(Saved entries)
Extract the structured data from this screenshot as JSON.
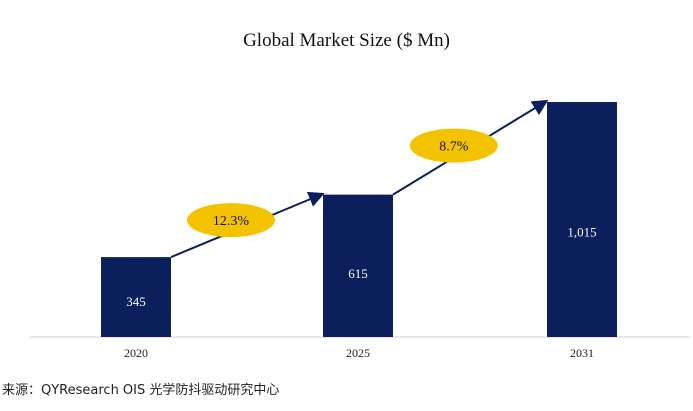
{
  "chart_data": {
    "type": "bar",
    "title": "Global Market Size ($ Mn)",
    "categories": [
      "2020",
      "2025",
      "2031"
    ],
    "values": [
      345,
      615,
      1015
    ],
    "value_labels": [
      "345",
      "615",
      "1,015"
    ],
    "ylim": [
      0,
      1015
    ],
    "grid": false,
    "growth_rates": [
      {
        "from": "2020",
        "to": "2025",
        "label": "12.3%"
      },
      {
        "from": "2025",
        "to": "2031",
        "label": "8.7%"
      }
    ],
    "colors": {
      "bar": "#0a1f5c",
      "arrow": "#0a1f5c",
      "badge": "#f4c300",
      "axis": "#cfcfcf"
    }
  },
  "source": "来源：QYResearch OIS 光学防抖驱动研究中心"
}
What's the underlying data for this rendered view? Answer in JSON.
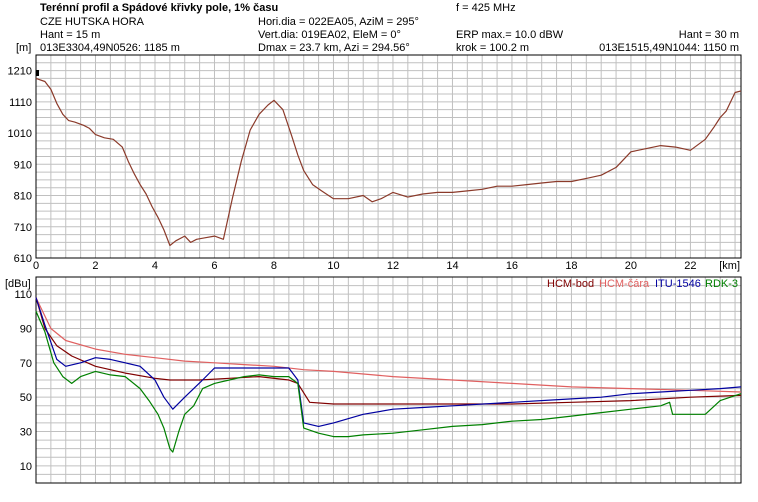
{
  "header": {
    "title": "Terénní profil a Spádové křivky pole, 1% času",
    "frequency": "f = 425 MHz",
    "station": "CZE HUTSKA HORA",
    "hori_dia": "Hori.dia = 022EA05, AziM = 295°",
    "hant_tx": "Hant = 15 m",
    "vert_dia": "Vert.dia: 019EA02, EleM = 0°",
    "erp": "ERP max.= 10.0 dBW",
    "hant_rx": "Hant = 30 m"
  },
  "info_row": {
    "unit": "[m]",
    "start_point": "013E3304,49N0526: 1185 m",
    "dmax": "Dmax = 23.7 km,  Azi = 294.56°",
    "step": "krok = 100.2 m",
    "end_point": "013E1515,49N1044: 1150 m"
  },
  "colors": {
    "terrain": "#8b3a2a",
    "hcm_bod": "#800000",
    "hcm_cara": "#e06060",
    "itu_1546": "#0000a0",
    "rdk_3": "#008000",
    "grid": "#c0c0c0"
  },
  "chart_data": [
    {
      "type": "line",
      "ylabel": "[m]",
      "xlabel": "[km]",
      "xlim": [
        0,
        23.7
      ],
      "ylim": [
        610,
        1260
      ],
      "x_ticks": [
        "0",
        "2",
        "4",
        "6",
        "8",
        "10",
        "12",
        "14",
        "16",
        "18",
        "20",
        "22"
      ],
      "y_ticks": [
        "1210",
        "1110",
        "1010",
        "910",
        "810",
        "710",
        "610"
      ],
      "grid": true,
      "series": [
        {
          "key": "terrain",
          "x": [
            0,
            0.3,
            0.5,
            0.7,
            0.9,
            1.1,
            1.3,
            1.6,
            1.8,
            2.0,
            2.3,
            2.6,
            2.9,
            3.1,
            3.3,
            3.5,
            3.7,
            3.9,
            4.1,
            4.3,
            4.5,
            4.7,
            5.0,
            5.2,
            5.4,
            5.7,
            6.0,
            6.3,
            6.6,
            6.9,
            7.2,
            7.5,
            7.8,
            8.0,
            8.3,
            8.6,
            8.8,
            9.0,
            9.3,
            9.6,
            10.0,
            10.5,
            11.0,
            11.3,
            11.6,
            12.0,
            12.5,
            13.0,
            13.5,
            14.0,
            14.5,
            15.0,
            15.5,
            16.0,
            16.5,
            17.0,
            17.5,
            18.0,
            18.5,
            19.0,
            19.5,
            20.0,
            20.5,
            21.0,
            21.5,
            22.0,
            22.5,
            22.8,
            23.0,
            23.2,
            23.4,
            23.5,
            23.7
          ],
          "y": [
            1185,
            1175,
            1150,
            1105,
            1070,
            1050,
            1045,
            1035,
            1025,
            1005,
            995,
            990,
            965,
            920,
            880,
            845,
            815,
            775,
            740,
            700,
            650,
            665,
            680,
            660,
            670,
            675,
            680,
            670,
            800,
            920,
            1020,
            1070,
            1100,
            1115,
            1085,
            1000,
            940,
            890,
            845,
            825,
            800,
            800,
            810,
            790,
            800,
            820,
            805,
            815,
            820,
            820,
            825,
            830,
            840,
            840,
            845,
            850,
            855,
            855,
            865,
            875,
            900,
            950,
            960,
            970,
            965,
            955,
            990,
            1030,
            1060,
            1080,
            1120,
            1140,
            1145
          ]
        }
      ]
    },
    {
      "type": "line",
      "ylabel": "[dBu]",
      "xlim": [
        0,
        23.7
      ],
      "ylim": [
        0,
        120
      ],
      "y_ticks": [
        "110",
        "90",
        "70",
        "50",
        "30",
        "10"
      ],
      "grid": true,
      "series": [
        {
          "key": "hcm_bod",
          "name": "HCM-bod",
          "x": [
            0,
            0.3,
            0.7,
            1.2,
            2.0,
            3.0,
            4.0,
            4.5,
            5.5,
            6.5,
            7.5,
            8.5,
            8.8,
            9.2,
            10.0,
            12.0,
            14.0,
            16.0,
            18.0,
            20.0,
            22.0,
            23.7
          ],
          "y": [
            108,
            90,
            80,
            74,
            68,
            64,
            61,
            60,
            60,
            61,
            62,
            60,
            58,
            47,
            46,
            46,
            46,
            46,
            47,
            48,
            50,
            51
          ]
        },
        {
          "key": "hcm_cara",
          "name": "HCM-čára",
          "x": [
            0,
            0.5,
            1.0,
            2.0,
            3.0,
            4.0,
            5.0,
            6.0,
            7.0,
            8.0,
            9.0,
            10.0,
            12.0,
            14.0,
            16.0,
            18.0,
            20.0,
            22.0,
            23.7
          ],
          "y": [
            108,
            90,
            83,
            78,
            75,
            73,
            71,
            70,
            69,
            68,
            66,
            65,
            62,
            60,
            58,
            56,
            55,
            54,
            53
          ]
        },
        {
          "key": "itu_1546",
          "name": "ITU-1546",
          "x": [
            0,
            0.3,
            0.7,
            1.0,
            1.5,
            2.0,
            2.5,
            3.0,
            3.5,
            4.0,
            4.3,
            4.6,
            5.0,
            5.3,
            5.6,
            6.0,
            6.5,
            7.0,
            7.5,
            8.0,
            8.5,
            8.8,
            9.0,
            9.5,
            10.0,
            11.0,
            12.0,
            13.0,
            14.0,
            16.0,
            18.0,
            19.0,
            20.0,
            21.0,
            22.0,
            23.0,
            23.7
          ],
          "y": [
            108,
            92,
            72,
            68,
            70,
            73,
            72,
            70,
            68,
            60,
            50,
            43,
            50,
            55,
            60,
            67,
            67,
            67,
            67,
            67,
            67,
            60,
            35,
            33,
            35,
            40,
            43,
            44,
            45,
            47,
            49,
            50,
            52,
            53,
            54,
            55,
            56
          ]
        },
        {
          "key": "rdk_3",
          "name": "RDK-3",
          "x": [
            0,
            0.3,
            0.6,
            0.9,
            1.2,
            1.5,
            2.0,
            2.5,
            3.0,
            3.5,
            3.8,
            4.1,
            4.3,
            4.5,
            4.6,
            4.8,
            5.0,
            5.3,
            5.6,
            6.0,
            6.5,
            7.0,
            7.5,
            8.0,
            8.5,
            8.8,
            9.0,
            9.5,
            10.0,
            10.5,
            11.0,
            12.0,
            13.0,
            14.0,
            15.0,
            16.0,
            17.0,
            18.0,
            19.0,
            20.0,
            21.0,
            21.3,
            21.4,
            21.5,
            22.0,
            22.5,
            23.0,
            23.7
          ],
          "y": [
            100,
            88,
            70,
            62,
            58,
            62,
            65,
            63,
            62,
            55,
            48,
            40,
            32,
            20,
            18,
            30,
            40,
            45,
            55,
            58,
            60,
            62,
            63,
            62,
            62,
            58,
            32,
            29,
            27,
            27,
            28,
            29,
            31,
            33,
            34,
            36,
            37,
            39,
            41,
            43,
            45,
            47,
            40,
            40,
            40,
            40,
            48,
            52
          ]
        }
      ]
    }
  ]
}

▸ WRITTEN REQUEST:
The listing above must be printed again exactly, minus its pictures.

▸ TASK OUTPUT:
Extract the structured data from this screenshot as JSON.
{
  "chart_data": {
    "type": "bar",
    "title": "Global Market Size ($ Mn)",
    "categories": [
      "2020",
      "2025",
      "2031"
    ],
    "values": [
      345,
      615,
      1015
    ],
    "value_labels": [
      "345",
      "615",
      "1,015"
    ],
    "ylim": [
      0,
      1015
    ],
    "grid": false,
    "growth_rates": [
      {
        "from": "2020",
        "to": "2025",
        "label": "12.3%"
      },
      {
        "from": "2025",
        "to": "2031",
        "label": "8.7%"
      }
    ],
    "colors": {
      "bar": "#0a1f5c",
      "arrow": "#0a1f5c",
      "badge": "#f4c300",
      "axis": "#cfcfcf"
    }
  },
  "source": "来源：QYResearch OIS 光学防抖驱动研究中心"
}
What's the underlying data for this rendered view? Answer in JSON.
{
  "header": {
    "title": "Terénní profil a Spádové křivky pole, 1% času",
    "frequency": "f = 425 MHz",
    "station": "CZE HUTSKA HORA",
    "hori_dia": "Hori.dia = 022EA05, AziM = 295°",
    "hant_tx": "Hant = 15 m",
    "vert_dia": "Vert.dia: 019EA02, EleM = 0°",
    "erp": "ERP max.= 10.0 dBW",
    "hant_rx": "Hant = 30 m"
  },
  "info_row": {
    "unit": "[m]",
    "start_point": "013E3304,49N0526: 1185 m",
    "dmax": "Dmax = 23.7 km,  Azi = 294.56°",
    "step": "krok = 100.2 m",
    "end_point": "013E1515,49N1044: 1150 m"
  },
  "colors": {
    "terrain": "#8b3a2a",
    "hcm_bod": "#800000",
    "hcm_cara": "#e06060",
    "itu_1546": "#0000a0",
    "rdk_3": "#008000",
    "grid": "#c0c0c0"
  },
  "chart_data": [
    {
      "type": "line",
      "ylabel": "[m]",
      "xlabel": "[km]",
      "xlim": [
        0,
        23.7
      ],
      "ylim": [
        610,
        1260
      ],
      "x_ticks": [
        "0",
        "2",
        "4",
        "6",
        "8",
        "10",
        "12",
        "14",
        "16",
        "18",
        "20",
        "22"
      ],
      "y_ticks": [
        "1210",
        "1110",
        "1010",
        "910",
        "810",
        "710",
        "610"
      ],
      "grid": true,
      "series": [
        {
          "key": "terrain",
          "x": [
            0,
            0.3,
            0.5,
            0.7,
            0.9,
            1.1,
            1.3,
            1.6,
            1.8,
            2.0,
            2.3,
            2.6,
            2.9,
            3.1,
            3.3,
            3.5,
            3.7,
            3.9,
            4.1,
            4.3,
            4.5,
            4.7,
            5.0,
            5.2,
            5.4,
            5.7,
            6.0,
            6.3,
            6.6,
            6.9,
            7.2,
            7.5,
            7.8,
            8.0,
            8.3,
            8.6,
            8.8,
            9.0,
            9.3,
            9.6,
            10.0,
            10.5,
            11.0,
            11.3,
            11.6,
            12.0,
            12.5,
            13.0,
            13.5,
            14.0,
            14.5,
            15.0,
            15.5,
            16.0,
            16.5,
            17.0,
            17.5,
            18.0,
            18.5,
            19.0,
            19.5,
            20.0,
            20.5,
            21.0,
            21.5,
            22.0,
            22.5,
            22.8,
            23.0,
            23.2,
            23.4,
            23.5,
            23.7
          ],
          "y": [
            1185,
            1175,
            1150,
            1105,
            1070,
            1050,
            1045,
            1035,
            1025,
            1005,
            995,
            990,
            965,
            920,
            880,
            845,
            815,
            775,
            740,
            700,
            650,
            665,
            680,
            660,
            670,
            675,
            680,
            670,
            800,
            920,
            1020,
            1070,
            1100,
            1115,
            1085,
            1000,
            940,
            890,
            845,
            825,
            800,
            800,
            810,
            790,
            800,
            820,
            805,
            815,
            820,
            820,
            825,
            830,
            840,
            840,
            845,
            850,
            855,
            855,
            865,
            875,
            900,
            950,
            960,
            970,
            965,
            955,
            990,
            1030,
            1060,
            1080,
            1120,
            1140,
            1145
          ]
        }
      ]
    },
    {
      "type": "line",
      "ylabel": "[dBu]",
      "xlim": [
        0,
        23.7
      ],
      "ylim": [
        0,
        120
      ],
      "y_ticks": [
        "110",
        "90",
        "70",
        "50",
        "30",
        "10"
      ],
      "grid": true,
      "series": [
        {
          "key": "hcm_bod",
          "name": "HCM-bod",
          "x": [
            0,
            0.3,
            0.7,
            1.2,
            2.0,
            3.0,
            4.0,
            4.5,
            5.5,
            6.5,
            7.5,
            8.5,
            8.8,
            9.2,
            10.0,
            12.0,
            14.0,
            16.0,
            18.0,
            20.0,
            22.0,
            23.7
          ],
          "y": [
            108,
            90,
            80,
            74,
            68,
            64,
            61,
            60,
            60,
            61,
            62,
            60,
            58,
            47,
            46,
            46,
            46,
            46,
            47,
            48,
            50,
            51
          ]
        },
        {
          "key": "hcm_cara",
          "name": "HCM-čára",
          "x": [
            0,
            0.5,
            1.0,
            2.0,
            3.0,
            4.0,
            5.0,
            6.0,
            7.0,
            8.0,
            9.0,
            10.0,
            12.0,
            14.0,
            16.0,
            18.0,
            20.0,
            22.0,
            23.7
          ],
          "y": [
            108,
            90,
            83,
            78,
            75,
            73,
            71,
            70,
            69,
            68,
            66,
            65,
            62,
            60,
            58,
            56,
            55,
            54,
            53
          ]
        },
        {
          "key": "itu_1546",
          "name": "ITU-1546",
          "x": [
            0,
            0.3,
            0.7,
            1.0,
            1.5,
            2.0,
            2.5,
            3.0,
            3.5,
            4.0,
            4.3,
            4.6,
            5.0,
            5.3,
            5.6,
            6.0,
            6.5,
            7.0,
            7.5,
            8.0,
            8.5,
            8.8,
            9.0,
            9.5,
            10.0,
            11.0,
            12.0,
            13.0,
            14.0,
            16.0,
            18.0,
            19.0,
            20.0,
            21.0,
            22.0,
            23.0,
            23.7
          ],
          "y": [
            108,
            92,
            72,
            68,
            70,
            73,
            72,
            70,
            68,
            60,
            50,
            43,
            50,
            55,
            60,
            67,
            67,
            67,
            67,
            67,
            67,
            60,
            35,
            33,
            35,
            40,
            43,
            44,
            45,
            47,
            49,
            50,
            52,
            53,
            54,
            55,
            56
          ]
        },
        {
          "key": "rdk_3",
          "name": "RDK-3",
          "x": [
            0,
            0.3,
            0.6,
            0.9,
            1.2,
            1.5,
            2.0,
            2.5,
            3.0,
            3.5,
            3.8,
            4.1,
            4.3,
            4.5,
            4.6,
            4.8,
            5.0,
            5.3,
            5.6,
            6.0,
            6.5,
            7.0,
            7.5,
            8.0,
            8.5,
            8.8,
            9.0,
            9.5,
            10.0,
            10.5,
            11.0,
            12.0,
            13.0,
            14.0,
            15.0,
            16.0,
            17.0,
            18.0,
            19.0,
            20.0,
            21.0,
            21.3,
            21.4,
            21.5,
            22.0,
            22.5,
            23.0,
            23.7
          ],
          "y": [
            100,
            88,
            70,
            62,
            58,
            62,
            65,
            63,
            62,
            55,
            48,
            40,
            32,
            20,
            18,
            30,
            40,
            45,
            55,
            58,
            60,
            62,
            63,
            62,
            62,
            58,
            32,
            29,
            27,
            27,
            28,
            29,
            31,
            33,
            34,
            36,
            37,
            39,
            41,
            43,
            45,
            47,
            40,
            40,
            40,
            40,
            48,
            52
          ]
        }
      ]
    }
  ]
}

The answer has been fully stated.